● **What the task asks**: Could you go on with the article about the Abelichnus dinosaur footprint, picking up right after its last sentence?

Abelichnus Temporal range: Early-Late Cretaceous, ?Albian–Cenomanian PreꞒ Ꞓ O S D C P T J K Pg N

Trace fossil classification
- Domain: Eukaryota
- Kingdom: Animalia
- Phylum: Chordata
- Clade: Dinosauria
- Clade: Saurischia
- Clade: Theropoda
- Ichnogenus: †Abelichnus Calvo, 1991
- Type ichnospecies: †Abelichnus astigarrae Calvo, 1991

= Abelichnus =

Dinosaur footprint

Abelichnus is an extinct ichnogenus of dinosaur footprint from the Candeleros Formation and the Rio Limay Formation. The type ichnospecies, Abelichnus astigerrae, was first discovered in Argentina in 1987 and was recorded as the biggest known dinosaur footprint ever discovered. Abelichnus probably grew to a size of 12.5-13 meters (41-42 ft) long.

Data excerpts
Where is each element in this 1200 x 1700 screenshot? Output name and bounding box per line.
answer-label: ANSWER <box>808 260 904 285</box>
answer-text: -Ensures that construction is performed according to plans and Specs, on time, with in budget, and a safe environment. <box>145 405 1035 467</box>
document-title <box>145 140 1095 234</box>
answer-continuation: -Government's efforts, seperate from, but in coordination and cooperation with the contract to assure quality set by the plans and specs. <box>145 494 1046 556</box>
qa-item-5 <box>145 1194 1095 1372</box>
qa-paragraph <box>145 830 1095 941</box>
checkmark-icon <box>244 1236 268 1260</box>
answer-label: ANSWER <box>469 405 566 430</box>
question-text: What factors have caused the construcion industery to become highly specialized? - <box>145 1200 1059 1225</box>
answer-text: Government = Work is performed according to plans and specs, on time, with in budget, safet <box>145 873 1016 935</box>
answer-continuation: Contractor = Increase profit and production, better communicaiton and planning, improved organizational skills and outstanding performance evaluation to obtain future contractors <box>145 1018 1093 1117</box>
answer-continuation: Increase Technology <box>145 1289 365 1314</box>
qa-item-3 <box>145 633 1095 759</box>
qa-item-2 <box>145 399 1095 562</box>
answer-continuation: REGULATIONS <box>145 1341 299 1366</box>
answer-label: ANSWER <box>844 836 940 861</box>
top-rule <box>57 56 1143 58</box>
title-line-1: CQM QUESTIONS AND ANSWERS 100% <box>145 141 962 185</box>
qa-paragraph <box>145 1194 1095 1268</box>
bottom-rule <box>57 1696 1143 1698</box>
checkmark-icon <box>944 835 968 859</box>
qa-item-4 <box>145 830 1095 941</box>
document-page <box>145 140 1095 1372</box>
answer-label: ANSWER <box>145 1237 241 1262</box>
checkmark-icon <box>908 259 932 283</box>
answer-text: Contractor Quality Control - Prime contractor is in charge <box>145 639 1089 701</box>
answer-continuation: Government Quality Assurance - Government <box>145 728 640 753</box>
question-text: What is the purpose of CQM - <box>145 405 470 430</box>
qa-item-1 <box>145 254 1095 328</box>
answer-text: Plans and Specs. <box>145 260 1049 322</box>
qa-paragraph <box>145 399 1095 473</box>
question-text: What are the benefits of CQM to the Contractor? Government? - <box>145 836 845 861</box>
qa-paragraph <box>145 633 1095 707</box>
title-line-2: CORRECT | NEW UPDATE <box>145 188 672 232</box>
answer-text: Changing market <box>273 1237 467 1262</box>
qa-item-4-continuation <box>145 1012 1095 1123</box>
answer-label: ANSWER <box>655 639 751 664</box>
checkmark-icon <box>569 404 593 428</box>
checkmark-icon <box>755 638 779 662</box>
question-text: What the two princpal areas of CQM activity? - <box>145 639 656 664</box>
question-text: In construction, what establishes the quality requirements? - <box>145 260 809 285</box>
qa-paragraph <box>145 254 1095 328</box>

● **Answer area**:
==Description==
In 1999 Calvo suggested that some theropod trackways and isolated tracks (which he made the basis of the ichnotaxon Abelichnus astigarrae in 1991) belonged to Giganotosaurus, based on their large size - these were discovered at Lake Ezequiel Ramos Mexia in 1987 by A. Delgado. The largest tracks are 50 cm long with a pace of 130 cm, and the smallest is 36 cm long with a pace of 100 cm. The tracks are tridactyl (three-toed) and have large and coarse digits, with prominent claw impressions. Impressions of the digits occupy most of the track-length, and one track has a thin heel. Though the tracks were found in a higher stratigraphic level than the main fossils of Giganotosaurus, they were from the same strata as the Giganotosaurus tooth MUCPv-52 and some sauropod dinosaurs that are also known from the same strata as Giganotosaurus.

==Taxonomy==
Possible trackmakers of Abelichnus could have been Abelisaurus or Carnotaurus, although according to Calvo (1999), Giganotosaurus was the track maker.